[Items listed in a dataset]
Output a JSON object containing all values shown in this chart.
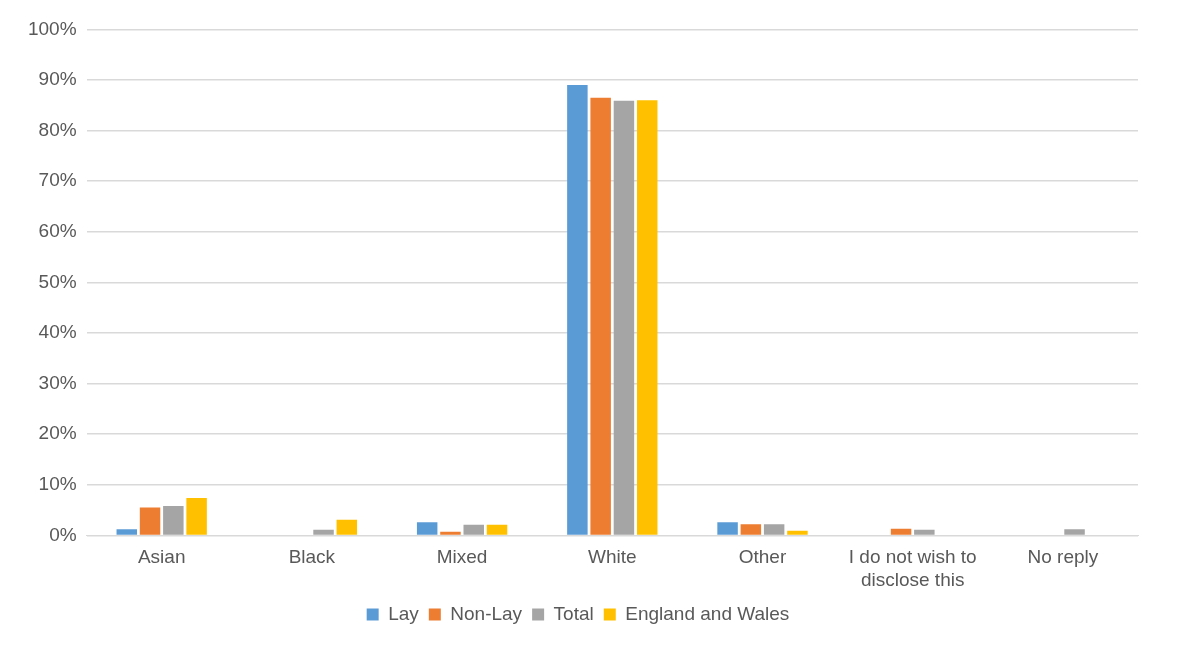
{
  "chart_data": {
    "type": "bar",
    "categories": [
      "Asian",
      "Black",
      "Mixed",
      "White",
      "Other",
      "I do not wish to disclose this",
      "No reply"
    ],
    "series": [
      {
        "name": "Lay",
        "color": "#5b9bd5",
        "values": [
          1.2,
          null,
          2.6,
          89.0,
          2.6,
          null,
          null
        ]
      },
      {
        "name": "Non-Lay",
        "color": "#ed7d31",
        "values": [
          5.5,
          null,
          0.7,
          86.5,
          2.2,
          1.3,
          null
        ]
      },
      {
        "name": "Total",
        "color": "#a5a5a5",
        "values": [
          5.8,
          1.1,
          2.1,
          85.9,
          2.2,
          1.1,
          1.2
        ]
      },
      {
        "name": "England and Wales",
        "color": "#ffc000",
        "values": [
          7.4,
          3.1,
          2.1,
          86.0,
          0.9,
          null,
          null
        ]
      }
    ],
    "ylim": [
      0,
      100
    ],
    "yticks": [
      {
        "value": 0,
        "label": "0%"
      },
      {
        "value": 10,
        "label": "10%"
      },
      {
        "value": 20,
        "label": "20%"
      },
      {
        "value": 30,
        "label": "30%"
      },
      {
        "value": 40,
        "label": "40%"
      },
      {
        "value": 50,
        "label": "50%"
      },
      {
        "value": 60,
        "label": "60%"
      },
      {
        "value": 70,
        "label": "70%"
      },
      {
        "value": 80,
        "label": "80%"
      },
      {
        "value": 90,
        "label": "90%"
      },
      {
        "value": 100,
        "label": "100%"
      }
    ],
    "grid": "y",
    "legend": "bottom"
  }
}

**Task directions**
Identify the lines that contain the string "label", and copy every one of them.

**The answer**
        "label": "0%"
        "label": "10%"
        "label": "20%"
        "label": "30%"
        "label": "40%"
        "label": "50%"
        "label": "60%"
        "label": "70%"
        "label": "80%"
        "label": "90%"
        "label": "100%"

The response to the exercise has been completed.